### What you will do
Copy out every line in the entries below that includes "CONTOURS".

══ Material supplied ══

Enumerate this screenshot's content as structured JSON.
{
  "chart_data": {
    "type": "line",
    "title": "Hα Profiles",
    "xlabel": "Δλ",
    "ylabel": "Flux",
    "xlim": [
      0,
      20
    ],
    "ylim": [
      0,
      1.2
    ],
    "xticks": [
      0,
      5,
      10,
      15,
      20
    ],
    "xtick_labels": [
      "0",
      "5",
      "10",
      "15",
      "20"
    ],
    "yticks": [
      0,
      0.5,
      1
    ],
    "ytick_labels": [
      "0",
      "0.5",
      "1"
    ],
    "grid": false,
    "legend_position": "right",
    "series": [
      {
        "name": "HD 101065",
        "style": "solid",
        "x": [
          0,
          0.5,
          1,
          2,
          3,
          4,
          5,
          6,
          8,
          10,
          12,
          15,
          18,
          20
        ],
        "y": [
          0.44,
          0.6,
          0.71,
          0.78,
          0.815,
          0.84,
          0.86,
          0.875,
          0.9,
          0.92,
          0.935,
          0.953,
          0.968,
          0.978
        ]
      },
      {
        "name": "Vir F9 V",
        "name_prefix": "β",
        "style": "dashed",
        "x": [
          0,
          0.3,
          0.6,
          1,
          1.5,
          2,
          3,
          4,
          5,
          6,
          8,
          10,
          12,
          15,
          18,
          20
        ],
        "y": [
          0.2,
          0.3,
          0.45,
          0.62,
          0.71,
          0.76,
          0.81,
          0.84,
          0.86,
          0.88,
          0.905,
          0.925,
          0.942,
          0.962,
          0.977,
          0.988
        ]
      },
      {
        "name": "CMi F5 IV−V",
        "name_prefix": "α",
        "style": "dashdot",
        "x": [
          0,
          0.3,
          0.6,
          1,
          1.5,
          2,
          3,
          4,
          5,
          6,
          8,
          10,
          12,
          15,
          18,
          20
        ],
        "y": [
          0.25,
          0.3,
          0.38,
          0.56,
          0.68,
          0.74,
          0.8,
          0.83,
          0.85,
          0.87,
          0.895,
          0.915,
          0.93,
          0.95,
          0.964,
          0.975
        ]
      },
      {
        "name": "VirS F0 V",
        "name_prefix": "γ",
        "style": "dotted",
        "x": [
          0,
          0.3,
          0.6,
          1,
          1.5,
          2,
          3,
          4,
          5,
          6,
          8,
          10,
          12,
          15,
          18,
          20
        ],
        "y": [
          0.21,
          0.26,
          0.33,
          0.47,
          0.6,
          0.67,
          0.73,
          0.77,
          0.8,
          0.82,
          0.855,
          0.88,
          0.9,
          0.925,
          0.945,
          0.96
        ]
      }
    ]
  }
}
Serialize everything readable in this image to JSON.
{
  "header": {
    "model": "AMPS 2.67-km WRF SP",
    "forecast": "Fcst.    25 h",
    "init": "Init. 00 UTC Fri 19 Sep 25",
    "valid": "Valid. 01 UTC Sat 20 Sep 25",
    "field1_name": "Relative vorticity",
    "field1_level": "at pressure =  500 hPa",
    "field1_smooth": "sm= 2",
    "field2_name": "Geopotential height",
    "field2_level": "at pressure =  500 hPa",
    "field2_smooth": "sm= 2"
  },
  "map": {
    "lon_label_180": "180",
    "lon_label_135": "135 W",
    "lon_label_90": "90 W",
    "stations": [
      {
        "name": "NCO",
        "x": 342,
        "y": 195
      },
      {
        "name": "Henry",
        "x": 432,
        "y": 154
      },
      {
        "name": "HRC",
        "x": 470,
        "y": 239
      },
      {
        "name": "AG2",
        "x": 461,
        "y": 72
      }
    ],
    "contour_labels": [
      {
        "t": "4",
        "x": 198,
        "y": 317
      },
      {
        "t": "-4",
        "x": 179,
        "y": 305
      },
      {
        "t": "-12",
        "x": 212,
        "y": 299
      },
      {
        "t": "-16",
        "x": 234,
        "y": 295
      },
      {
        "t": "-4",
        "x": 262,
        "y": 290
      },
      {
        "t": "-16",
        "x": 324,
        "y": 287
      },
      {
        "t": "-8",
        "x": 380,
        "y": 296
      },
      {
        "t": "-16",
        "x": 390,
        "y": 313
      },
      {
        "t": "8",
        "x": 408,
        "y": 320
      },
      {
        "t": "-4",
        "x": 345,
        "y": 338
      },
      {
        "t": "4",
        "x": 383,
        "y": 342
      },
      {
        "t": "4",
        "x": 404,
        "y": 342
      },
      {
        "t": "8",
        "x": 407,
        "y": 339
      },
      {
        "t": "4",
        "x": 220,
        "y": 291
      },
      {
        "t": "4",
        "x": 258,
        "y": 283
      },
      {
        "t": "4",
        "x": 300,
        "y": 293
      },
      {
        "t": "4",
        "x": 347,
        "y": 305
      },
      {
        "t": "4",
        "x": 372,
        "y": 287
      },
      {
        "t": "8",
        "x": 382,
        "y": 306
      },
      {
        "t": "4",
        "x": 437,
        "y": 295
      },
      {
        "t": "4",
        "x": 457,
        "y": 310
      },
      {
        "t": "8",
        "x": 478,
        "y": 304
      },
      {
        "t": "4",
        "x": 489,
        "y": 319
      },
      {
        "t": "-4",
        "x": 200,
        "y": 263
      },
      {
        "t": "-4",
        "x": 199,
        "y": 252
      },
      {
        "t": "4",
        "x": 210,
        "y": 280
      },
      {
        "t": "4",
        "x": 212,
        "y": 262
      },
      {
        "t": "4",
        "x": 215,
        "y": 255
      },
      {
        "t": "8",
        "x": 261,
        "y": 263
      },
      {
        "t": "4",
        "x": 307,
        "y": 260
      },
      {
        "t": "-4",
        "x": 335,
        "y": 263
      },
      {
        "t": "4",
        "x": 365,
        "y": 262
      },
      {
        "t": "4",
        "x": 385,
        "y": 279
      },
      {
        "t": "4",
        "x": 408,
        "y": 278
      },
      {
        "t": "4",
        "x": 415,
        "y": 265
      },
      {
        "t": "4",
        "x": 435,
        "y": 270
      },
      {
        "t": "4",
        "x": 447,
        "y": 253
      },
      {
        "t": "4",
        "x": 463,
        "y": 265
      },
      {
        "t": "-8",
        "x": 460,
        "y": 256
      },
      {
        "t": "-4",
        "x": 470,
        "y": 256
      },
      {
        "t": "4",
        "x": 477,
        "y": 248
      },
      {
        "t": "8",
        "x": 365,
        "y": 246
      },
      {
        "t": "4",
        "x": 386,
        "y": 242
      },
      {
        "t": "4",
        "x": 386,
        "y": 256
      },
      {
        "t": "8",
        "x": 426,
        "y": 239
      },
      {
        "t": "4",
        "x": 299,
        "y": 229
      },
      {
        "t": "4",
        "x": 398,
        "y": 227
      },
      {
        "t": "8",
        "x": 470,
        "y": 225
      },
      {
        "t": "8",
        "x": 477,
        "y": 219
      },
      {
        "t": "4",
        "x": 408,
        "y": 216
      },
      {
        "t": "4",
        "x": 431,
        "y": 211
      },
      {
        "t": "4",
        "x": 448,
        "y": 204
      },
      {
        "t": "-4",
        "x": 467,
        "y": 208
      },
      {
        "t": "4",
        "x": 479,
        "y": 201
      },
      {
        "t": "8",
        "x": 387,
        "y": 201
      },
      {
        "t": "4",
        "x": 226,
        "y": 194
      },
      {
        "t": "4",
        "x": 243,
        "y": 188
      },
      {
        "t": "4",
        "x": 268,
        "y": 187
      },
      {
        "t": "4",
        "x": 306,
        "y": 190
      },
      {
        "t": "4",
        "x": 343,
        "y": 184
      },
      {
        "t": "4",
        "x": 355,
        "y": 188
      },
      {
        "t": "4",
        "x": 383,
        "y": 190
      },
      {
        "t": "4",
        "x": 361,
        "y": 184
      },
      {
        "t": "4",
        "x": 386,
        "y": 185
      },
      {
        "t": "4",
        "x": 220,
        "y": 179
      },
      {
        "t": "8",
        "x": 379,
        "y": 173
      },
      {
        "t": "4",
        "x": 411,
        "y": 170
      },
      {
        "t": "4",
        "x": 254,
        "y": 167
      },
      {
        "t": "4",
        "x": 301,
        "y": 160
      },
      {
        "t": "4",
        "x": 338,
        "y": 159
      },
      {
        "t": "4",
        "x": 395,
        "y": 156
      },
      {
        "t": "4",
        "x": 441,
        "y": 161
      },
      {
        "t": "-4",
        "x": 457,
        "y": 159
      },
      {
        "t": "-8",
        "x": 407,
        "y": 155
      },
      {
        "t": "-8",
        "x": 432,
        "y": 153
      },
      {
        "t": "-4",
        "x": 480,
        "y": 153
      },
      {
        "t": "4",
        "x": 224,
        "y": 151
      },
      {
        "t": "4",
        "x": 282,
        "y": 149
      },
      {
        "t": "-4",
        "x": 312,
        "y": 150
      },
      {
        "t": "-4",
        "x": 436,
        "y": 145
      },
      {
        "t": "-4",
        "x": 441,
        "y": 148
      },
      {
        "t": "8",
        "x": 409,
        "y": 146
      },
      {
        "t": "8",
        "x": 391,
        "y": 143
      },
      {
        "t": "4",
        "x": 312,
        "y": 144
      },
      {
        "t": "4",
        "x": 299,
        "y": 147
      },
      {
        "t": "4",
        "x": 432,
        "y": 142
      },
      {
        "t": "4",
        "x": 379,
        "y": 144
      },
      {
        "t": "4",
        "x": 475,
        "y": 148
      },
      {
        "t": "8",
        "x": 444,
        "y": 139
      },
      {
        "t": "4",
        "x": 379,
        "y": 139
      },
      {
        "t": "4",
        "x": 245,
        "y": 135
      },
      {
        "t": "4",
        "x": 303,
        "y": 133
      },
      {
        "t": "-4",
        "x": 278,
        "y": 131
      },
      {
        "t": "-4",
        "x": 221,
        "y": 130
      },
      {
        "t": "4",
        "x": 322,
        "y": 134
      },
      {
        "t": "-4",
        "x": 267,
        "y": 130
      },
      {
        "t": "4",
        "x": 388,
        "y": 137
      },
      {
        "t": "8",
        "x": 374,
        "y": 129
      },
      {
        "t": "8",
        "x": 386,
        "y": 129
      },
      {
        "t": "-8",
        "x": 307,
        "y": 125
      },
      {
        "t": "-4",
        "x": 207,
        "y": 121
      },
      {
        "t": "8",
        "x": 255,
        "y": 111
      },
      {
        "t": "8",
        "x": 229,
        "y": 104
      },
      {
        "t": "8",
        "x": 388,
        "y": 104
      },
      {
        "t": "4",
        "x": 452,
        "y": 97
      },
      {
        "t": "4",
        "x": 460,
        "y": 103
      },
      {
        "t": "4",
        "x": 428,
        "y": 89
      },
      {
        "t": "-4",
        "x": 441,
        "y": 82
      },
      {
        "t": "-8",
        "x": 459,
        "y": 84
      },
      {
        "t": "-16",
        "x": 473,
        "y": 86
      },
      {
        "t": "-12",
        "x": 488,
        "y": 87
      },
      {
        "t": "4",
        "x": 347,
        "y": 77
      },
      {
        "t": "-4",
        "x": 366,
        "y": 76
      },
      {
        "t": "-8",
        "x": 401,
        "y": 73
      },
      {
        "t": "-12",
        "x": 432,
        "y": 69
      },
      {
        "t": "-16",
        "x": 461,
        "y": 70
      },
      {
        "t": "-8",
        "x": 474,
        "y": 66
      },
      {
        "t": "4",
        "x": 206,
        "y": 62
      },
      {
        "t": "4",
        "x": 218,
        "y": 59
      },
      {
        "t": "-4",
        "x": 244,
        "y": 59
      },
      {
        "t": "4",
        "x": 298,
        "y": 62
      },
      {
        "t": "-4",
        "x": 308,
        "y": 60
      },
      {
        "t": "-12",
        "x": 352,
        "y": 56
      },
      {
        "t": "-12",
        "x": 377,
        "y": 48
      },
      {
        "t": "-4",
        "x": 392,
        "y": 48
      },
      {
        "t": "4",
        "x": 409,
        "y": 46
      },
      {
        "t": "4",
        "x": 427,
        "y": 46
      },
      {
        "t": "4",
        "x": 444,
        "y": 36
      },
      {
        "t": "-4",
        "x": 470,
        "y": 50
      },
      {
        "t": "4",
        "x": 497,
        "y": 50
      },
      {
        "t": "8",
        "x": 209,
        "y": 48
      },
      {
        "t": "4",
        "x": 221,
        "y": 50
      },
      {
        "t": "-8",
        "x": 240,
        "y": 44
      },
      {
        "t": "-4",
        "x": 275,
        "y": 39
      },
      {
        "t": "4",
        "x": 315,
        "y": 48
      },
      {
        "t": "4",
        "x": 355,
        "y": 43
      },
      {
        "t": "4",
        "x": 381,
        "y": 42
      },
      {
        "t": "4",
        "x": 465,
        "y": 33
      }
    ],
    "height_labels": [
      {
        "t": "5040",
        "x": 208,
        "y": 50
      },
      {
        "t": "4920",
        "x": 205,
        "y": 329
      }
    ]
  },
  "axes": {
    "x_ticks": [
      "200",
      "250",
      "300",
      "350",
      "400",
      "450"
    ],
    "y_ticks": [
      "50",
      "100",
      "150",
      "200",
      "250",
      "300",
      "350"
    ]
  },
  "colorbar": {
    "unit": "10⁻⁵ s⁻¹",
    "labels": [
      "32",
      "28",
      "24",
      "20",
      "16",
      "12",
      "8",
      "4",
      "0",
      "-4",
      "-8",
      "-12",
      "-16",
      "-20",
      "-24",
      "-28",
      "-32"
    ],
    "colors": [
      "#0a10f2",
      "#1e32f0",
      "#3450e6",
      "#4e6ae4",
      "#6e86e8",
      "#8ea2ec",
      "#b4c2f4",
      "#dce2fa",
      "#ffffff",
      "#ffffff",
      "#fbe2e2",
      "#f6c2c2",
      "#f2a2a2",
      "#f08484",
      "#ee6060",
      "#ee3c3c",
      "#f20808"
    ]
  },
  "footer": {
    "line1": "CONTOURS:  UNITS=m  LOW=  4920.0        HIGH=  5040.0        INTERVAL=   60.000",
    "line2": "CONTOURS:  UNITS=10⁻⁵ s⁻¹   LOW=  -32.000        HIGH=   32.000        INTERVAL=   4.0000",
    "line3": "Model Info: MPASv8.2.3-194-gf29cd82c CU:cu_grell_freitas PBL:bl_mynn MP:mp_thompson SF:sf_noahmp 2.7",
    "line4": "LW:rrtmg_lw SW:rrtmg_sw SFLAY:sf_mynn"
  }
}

═══

### Exercise answer
    "line1": "CONTOURS:  UNITS=m  LOW=  4920.0        HIGH=  5040.0        INTERVAL=   60.000",
    "line2": "CONTOURS:  UNITS=10⁻⁵ s⁻¹   LOW=  -32.000        HIGH=   32.000        INTERVAL=   4.0000",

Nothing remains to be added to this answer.